→ Set exercise
Say how many lines hold the string "power"; please write nothing but the number.

Dataset items:
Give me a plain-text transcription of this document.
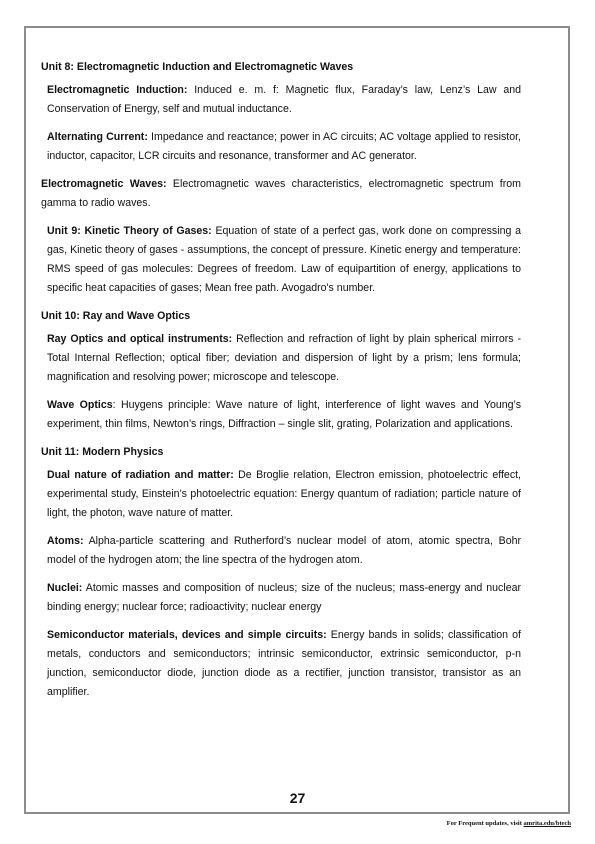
Unit 8: Electromagnetic Induction and Electromagnetic Waves

Electromagnetic Induction: Induced e. m. f: Magnetic flux, Faraday’s law, Lenz’s Law and Conservation of Energy, self and mutual inductance.

Alternating Current: Impedance and reactance; power in AC circuits; AC voltage applied to resistor, inductor, capacitor, LCR circuits and resonance, transformer and AC generator.

Electromagnetic Waves: Electromagnetic waves characteristics, electromagnetic spectrum from gamma to radio waves.

Unit 9: Kinetic Theory of Gases: Equation of state of a perfect gas, work done on compressing a gas, Kinetic theory of gases - assumptions, the concept of pressure. Kinetic energy and temperature: RMS speed of gas molecules: Degrees of freedom. Law of equipartition of energy, applications to specific heat capacities of gases; Mean free path. Avogadro's number.

Unit 10: Ray and Wave Optics

Ray Optics and optical instruments: Reflection and refraction of light by plain spherical mirrors - Total Internal Reflection; optical fiber; deviation and dispersion of light by a prism; lens formula; magnification and resolving power; microscope and telescope.

Wave Optics: Huygens principle: Wave nature of light, interference of light waves and Young’s experiment, thin films, Newton’s rings, Diffraction – single slit, grating, Polarization and applications.

Unit 11: Modern Physics

Dual nature of radiation and matter: De Broglie relation, Electron emission, photoelectric effect, experimental study, Einstein’s photoelectric equation: Energy quantum of radiation; particle nature of light, the photon, wave nature of matter.

Atoms: Alpha-particle scattering and Rutherford’s nuclear model of atom, atomic spectra, Bohr model of the hydrogen atom; the line spectra of the hydrogen atom.

Nuclei: Atomic masses and composition of nucleus; size of the nucleus; mass-energy and nuclear binding energy; nuclear force; radioactivity; nuclear energy

Semiconductor materials, devices and simple circuits: Energy bands in solids; classification of metals, conductors and semiconductors; intrinsic semiconductor, extrinsic semiconductor, p-n junction, semiconductor diode, junction diode as a rectifier, junction transistor, transistor as an amplifier.

27
For Frequent updates, visit amrita.edu/btech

→ Full solution
2